• _Short task_: Pick out every line in the data below that holds "screenshot".

• _Dataset extract_:
---+---
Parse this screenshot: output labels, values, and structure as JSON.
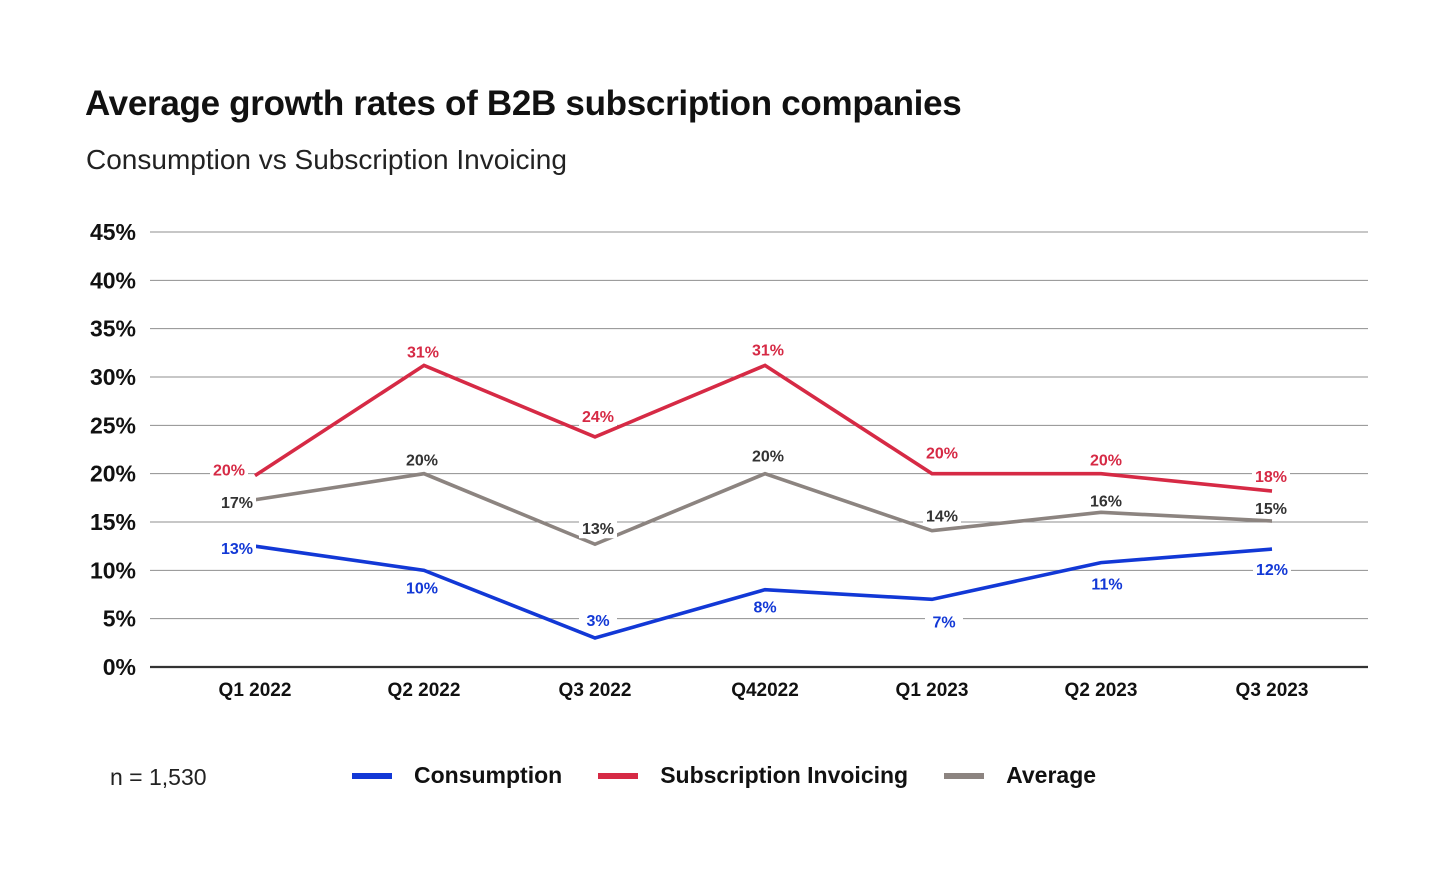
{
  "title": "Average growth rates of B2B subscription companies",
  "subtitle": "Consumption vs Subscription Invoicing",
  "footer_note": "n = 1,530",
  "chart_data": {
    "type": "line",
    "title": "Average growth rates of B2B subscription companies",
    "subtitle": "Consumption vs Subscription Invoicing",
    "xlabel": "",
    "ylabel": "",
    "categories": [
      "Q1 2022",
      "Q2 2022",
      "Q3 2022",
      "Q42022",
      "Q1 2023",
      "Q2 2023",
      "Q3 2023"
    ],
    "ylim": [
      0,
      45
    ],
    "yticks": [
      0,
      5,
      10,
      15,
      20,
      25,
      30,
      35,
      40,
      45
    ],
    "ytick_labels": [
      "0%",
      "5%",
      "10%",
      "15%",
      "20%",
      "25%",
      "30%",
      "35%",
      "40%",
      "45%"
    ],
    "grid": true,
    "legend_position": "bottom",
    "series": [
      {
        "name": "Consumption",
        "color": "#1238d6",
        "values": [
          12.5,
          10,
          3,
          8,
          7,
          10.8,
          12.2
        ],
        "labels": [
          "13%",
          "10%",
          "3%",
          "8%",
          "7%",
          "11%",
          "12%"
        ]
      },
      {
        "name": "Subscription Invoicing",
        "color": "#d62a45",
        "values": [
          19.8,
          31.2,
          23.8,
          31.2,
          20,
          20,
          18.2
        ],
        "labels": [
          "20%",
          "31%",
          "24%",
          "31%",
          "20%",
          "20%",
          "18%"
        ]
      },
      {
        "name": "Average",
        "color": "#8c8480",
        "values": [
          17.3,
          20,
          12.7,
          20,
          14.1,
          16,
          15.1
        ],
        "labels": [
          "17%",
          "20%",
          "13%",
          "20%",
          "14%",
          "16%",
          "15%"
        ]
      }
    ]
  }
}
---+---
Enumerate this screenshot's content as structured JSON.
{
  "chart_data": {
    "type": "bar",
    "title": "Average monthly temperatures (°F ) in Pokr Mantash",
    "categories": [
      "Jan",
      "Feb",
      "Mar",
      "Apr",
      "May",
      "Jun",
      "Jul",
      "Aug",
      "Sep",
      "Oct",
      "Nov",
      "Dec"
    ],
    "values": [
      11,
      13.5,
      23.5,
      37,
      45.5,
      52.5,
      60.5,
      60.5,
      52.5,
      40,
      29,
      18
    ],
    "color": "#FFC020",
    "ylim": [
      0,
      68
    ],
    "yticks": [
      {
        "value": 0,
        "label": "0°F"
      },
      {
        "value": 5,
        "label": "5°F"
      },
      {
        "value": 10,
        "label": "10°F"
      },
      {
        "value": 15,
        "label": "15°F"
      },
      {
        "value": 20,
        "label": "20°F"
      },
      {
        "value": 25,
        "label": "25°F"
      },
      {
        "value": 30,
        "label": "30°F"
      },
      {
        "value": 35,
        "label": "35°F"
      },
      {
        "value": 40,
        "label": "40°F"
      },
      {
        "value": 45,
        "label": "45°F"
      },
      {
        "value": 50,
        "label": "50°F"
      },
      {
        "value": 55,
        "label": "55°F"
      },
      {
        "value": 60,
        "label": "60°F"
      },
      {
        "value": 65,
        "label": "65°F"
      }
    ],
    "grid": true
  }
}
---+---
• _Output of the exercise_:
Parse this screenshot: output labels, values, and structure as JSON.
Enumerate this screenshot's content as structured JSON.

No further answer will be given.